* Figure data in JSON
######
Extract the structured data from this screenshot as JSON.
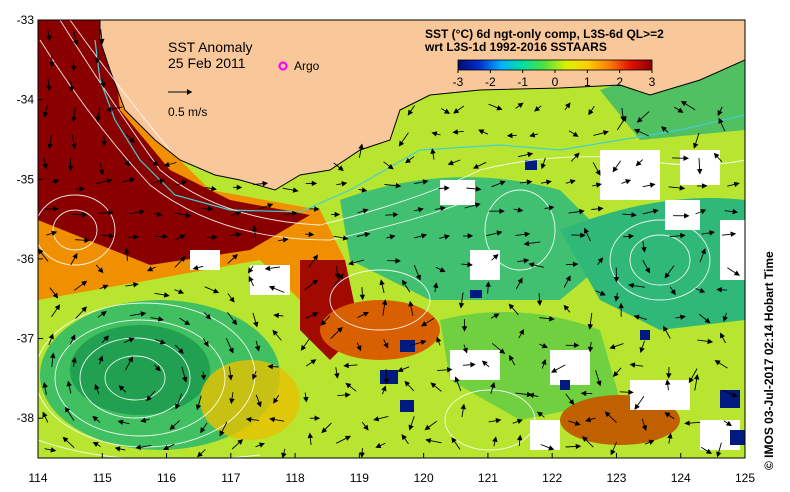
{
  "figure": {
    "title": "SST Anomaly",
    "date": "25 Feb 2011",
    "argo_label": "Argo",
    "velocity_scale_label": "0.5 m/s",
    "description_line1": "SST (°C) 6d ngt-only comp, L3S-6d QL>=2",
    "description_line2": "wrt L3S-1d 1992-2016 SSTAARS",
    "credit": "© IMOS 03-Jul-2017 02:14 Hobart Time"
  },
  "colorbar": {
    "min": -3,
    "max": 3,
    "tick_labels": [
      "-3",
      "-2",
      "-1",
      "0",
      "1",
      "2",
      "3"
    ],
    "colors": [
      "#000a70",
      "#0030d0",
      "#00b0ff",
      "#00e0a0",
      "#50e040",
      "#d8f000",
      "#ffd000",
      "#ff8000",
      "#e01000",
      "#900000"
    ]
  },
  "axes": {
    "lon_range": [
      114,
      125
    ],
    "lat_range": [
      -38.5,
      -33
    ],
    "lon_ticks": [
      "114",
      "115",
      "116",
      "117",
      "118",
      "119",
      "120",
      "121",
      "122",
      "123",
      "124",
      "125"
    ],
    "lat_ticks": [
      "-33",
      "-34",
      "-35",
      "-36",
      "-37",
      "-38"
    ]
  },
  "colors": {
    "land": "#f8c89a",
    "missing_data": "#ffffff",
    "contours": "#ffffff",
    "coast_isobath": "#40d0d0",
    "argo_marker": "#ff00ff"
  }
}
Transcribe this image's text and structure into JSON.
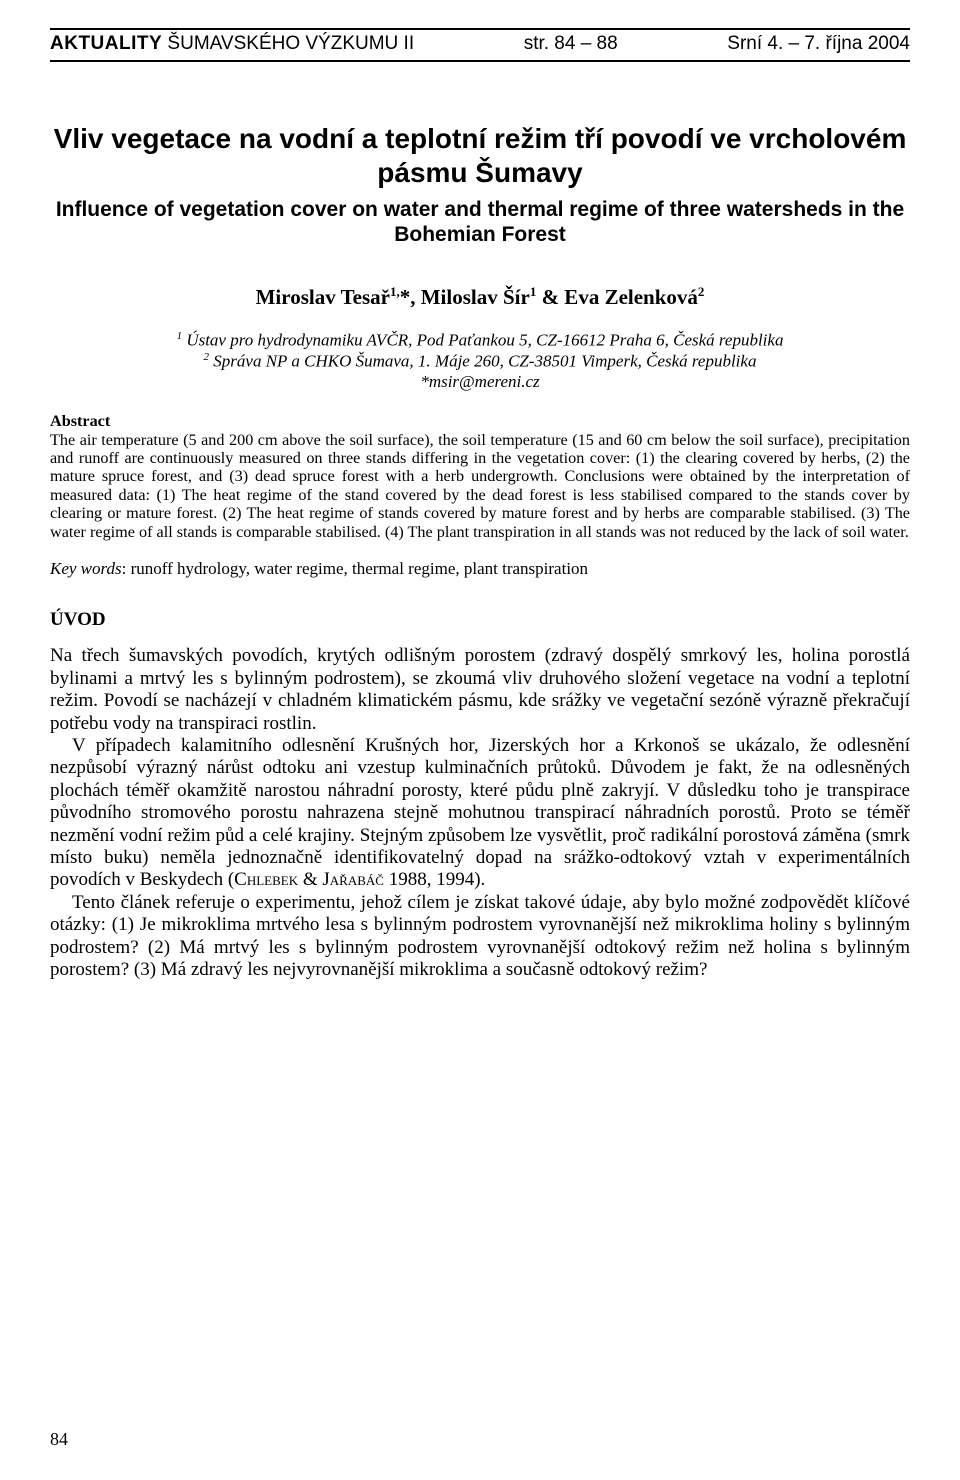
{
  "header": {
    "journal_bold": "AKTUALITY",
    "journal_rest": " ŠUMAVSKÉHO VÝZKUMU II",
    "pages": "str. 84 – 88",
    "event": "Srní 4. – 7. října 2004"
  },
  "title_cz": "Vliv vegetace na vodní a teplotní režim tří povodí ve vrcholovém pásmu Šumavy",
  "title_en": "Influence of vegetation cover on water and thermal regime of three watersheds in the Bohemian Forest",
  "authors_html": "Miroslav Tesař<sup>1,</sup>*, Miloslav Šír<sup>1</sup> & Eva Zelenková<sup>2</sup>",
  "affiliations_html": "<sup>1</sup> Ústav pro hydrodynamiku AVČR, Pod Paťankou 5, CZ-16612 Praha 6, Česká republika<br><sup>2</sup> Správa NP a CHKO Šumava, 1. Máje 260, CZ-38501 Vimperk, Česká republika<br>*msir@mereni.cz",
  "abstract": {
    "heading": "Abstract",
    "text": "The air temperature (5 and 200 cm above the soil surface), the soil temperature (15 and 60 cm below the soil surface), precipitation and runoff are continuously measured on three stands differing in the vegetation cover: (1) the clearing covered by herbs, (2) the mature spruce forest, and (3) dead spruce forest with a herb undergrowth. Conclusions were obtained by the interpretation of measured data: (1) The heat regime of the stand covered by the dead forest is less stabilised compared to the stands cover by clearing or mature forest. (2) The heat regime of stands covered by mature forest and by herbs are comparable stabilised. (3) The water regime of all stands is comparable stabilised. (4) The plant transpiration in all stands was not reduced by the lack of soil water."
  },
  "keywords": {
    "label": "Key words",
    "text": ": runoff hydrology, water regime, thermal regime, plant transpiration"
  },
  "section_heading": {
    "first": "Ú",
    "rest": "VOD"
  },
  "paragraphs": [
    "Na třech šumavských povodích, krytých odlišným porostem (zdravý dospělý smrkový les, holina porostlá bylinami a mrtvý les s bylinným podrostem), se zkoumá vliv druhového složení vegetace na vodní a teplotní režim. Povodí se nacházejí v chladném klimatickém pásmu, kde srážky ve vegetační sezóně výrazně překračují potřebu vody na transpiraci rostlin.",
    "V případech kalamitního odlesnění Krušných hor, Jizerských hor a Krkonoš se ukázalo, že odlesnění nezpůsobí výrazný nárůst odtoku ani vzestup kulminačních průtoků. Důvodem je fakt, že na odlesněných plochách téměř okamžitě narostou náhradní porosty, které půdu plně zakryjí. V důsledku toho je transpirace původního stromového porostu nahrazena stejně mohutnou transpirací náhradních porostů. Proto se téměř nezmění vodní režim půd a celé krajiny. Stejným způsobem lze vysvětlit, proč radikální porostová záměna (smrk místo buku) neměla jednoznačně identifikovatelný dopad na srážko-odtokový vztah v experimentálních povodích v Beskydech (<span class=\"sc\">Chlebek & Jařabáč</span> 1988, 1994).",
    "Tento článek referuje o experimentu, jehož cílem je získat takové údaje, aby bylo možné zodpovědět klíčové otázky: (1) Je mikroklima mrtvého lesa s bylinným podrostem vyrovnanější než mikroklima holiny s bylinným podrostem? (2) Má mrtvý les s bylinným podrostem vyrovnanější odtokový režim než holina s bylinným porostem? (3) Má zdravý les nejvyrovnanější mikroklima a současně odtokový režim?"
  ],
  "page_number": "84",
  "colors": {
    "text": "#000000",
    "background": "#ffffff",
    "rule": "#000000"
  },
  "typography": {
    "body_family": "Times New Roman",
    "heading_family": "Arial",
    "title_size_pt": 21,
    "subtitle_size_pt": 16,
    "body_size_pt": 14,
    "abstract_size_pt": 12
  }
}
######
Write out the whole listing exactly, and drop the pictures.

* OUTPUT OF THE EXERCISE
Extract the structured data from this screenshot as JSON.
{
  "figure": {
    "title": "SST Anomaly",
    "date": "25 Feb 2011",
    "argo_label": "Argo",
    "velocity_scale_label": "0.5 m/s",
    "description_line1": "SST (°C) 6d ngt-only comp, L3S-6d QL>=2",
    "description_line2": "wrt L3S-1d 1992-2016 SSTAARS",
    "credit": "© IMOS 03-Jul-2017 02:14 Hobart Time"
  },
  "colorbar": {
    "min": -3,
    "max": 3,
    "tick_labels": [
      "-3",
      "-2",
      "-1",
      "0",
      "1",
      "2",
      "3"
    ],
    "colors": [
      "#000a70",
      "#0030d0",
      "#00b0ff",
      "#00e0a0",
      "#50e040",
      "#d8f000",
      "#ffd000",
      "#ff8000",
      "#e01000",
      "#900000"
    ]
  },
  "axes": {
    "lon_range": [
      114,
      125
    ],
    "lat_range": [
      -38.5,
      -33
    ],
    "lon_ticks": [
      "114",
      "115",
      "116",
      "117",
      "118",
      "119",
      "120",
      "121",
      "122",
      "123",
      "124",
      "125"
    ],
    "lat_ticks": [
      "-33",
      "-34",
      "-35",
      "-36",
      "-37",
      "-38"
    ]
  },
  "colors": {
    "land": "#f8c89a",
    "missing_data": "#ffffff",
    "contours": "#ffffff",
    "coast_isobath": "#40d0d0",
    "argo_marker": "#ff00ff"
  }
}
Transcribe this image's text and structure into JSON.
{
  "header": {
    "journal_bold": "AKTUALITY",
    "journal_rest": " ŠUMAVSKÉHO VÝZKUMU II",
    "pages": "str. 84 – 88",
    "event": "Srní 4. – 7. října 2004"
  },
  "title_cz": "Vliv vegetace na vodní a teplotní režim tří povodí ve vrcholovém pásmu Šumavy",
  "title_en": "Influence of vegetation cover on water and thermal regime of three watersheds in the Bohemian Forest",
  "authors_html": "Miroslav Tesař<sup>1,</sup>*, Miloslav Šír<sup>1</sup> & Eva Zelenková<sup>2</sup>",
  "affiliations_html": "<sup>1</sup> Ústav pro hydrodynamiku AVČR, Pod Paťankou 5, CZ-16612 Praha 6, Česká republika<br><sup>2</sup> Správa NP a CHKO Šumava, 1. Máje 260, CZ-38501 Vimperk, Česká republika<br>*msir@mereni.cz",
  "abstract": {
    "heading": "Abstract",
    "text": "The air temperature (5 and 200 cm above the soil surface), the soil temperature (15 and 60 cm below the soil surface), precipitation and runoff are continuously measured on three stands differing in the vegetation cover: (1) the clearing covered by herbs, (2) the mature spruce forest, and (3) dead spruce forest with a herb undergrowth. Conclusions were obtained by the interpretation of measured data: (1) The heat regime of the stand covered by the dead forest is less stabilised compared to the stands cover by clearing or mature forest. (2) The heat regime of stands covered by mature forest and by herbs are comparable stabilised. (3) The water regime of all stands is comparable stabilised. (4) The plant transpiration in all stands was not reduced by the lack of soil water."
  },
  "keywords": {
    "label": "Key words",
    "text": ": runoff hydrology, water regime, thermal regime, plant transpiration"
  },
  "section_heading": {
    "first": "Ú",
    "rest": "VOD"
  },
  "paragraphs": [
    "Na třech šumavských povodích, krytých odlišným porostem (zdravý dospělý smrkový les, holina porostlá bylinami a mrtvý les s bylinným podrostem), se zkoumá vliv druhového složení vegetace na vodní a teplotní režim. Povodí se nacházejí v chladném klimatickém pásmu, kde srážky ve vegetační sezóně výrazně překračují potřebu vody na transpiraci rostlin.",
    "V případech kalamitního odlesnění Krušných hor, Jizerských hor a Krkonoš se ukázalo, že odlesnění nezpůsobí výrazný nárůst odtoku ani vzestup kulminačních průtoků. Důvodem je fakt, že na odlesněných plochách téměř okamžitě narostou náhradní porosty, které půdu plně zakryjí. V důsledku toho je transpirace původního stromového porostu nahrazena stejně mohutnou transpirací náhradních porostů. Proto se téměř nezmění vodní režim půd a celé krajiny. Stejným způsobem lze vysvětlit, proč radikální porostová záměna (smrk místo buku) neměla jednoznačně identifikovatelný dopad na srážko-odtokový vztah v experimentálních povodích v Beskydech (<span class=\"sc\">Chlebek & Jařabáč</span> 1988, 1994).",
    "Tento článek referuje o experimentu, jehož cílem je získat takové údaje, aby bylo možné zodpovědět klíčové otázky: (1) Je mikroklima mrtvého lesa s bylinným podrostem vyrovnanější než mikroklima holiny s bylinným podrostem? (2) Má mrtvý les s bylinným podrostem vyrovnanější odtokový režim než holina s bylinným porostem? (3) Má zdravý les nejvyrovnanější mikroklima a současně odtokový režim?"
  ],
  "page_number": "84",
  "colors": {
    "text": "#000000",
    "background": "#ffffff",
    "rule": "#000000"
  },
  "typography": {
    "body_family": "Times New Roman",
    "heading_family": "Arial",
    "title_size_pt": 21,
    "subtitle_size_pt": 16,
    "body_size_pt": 14,
    "abstract_size_pt": 12
  }
}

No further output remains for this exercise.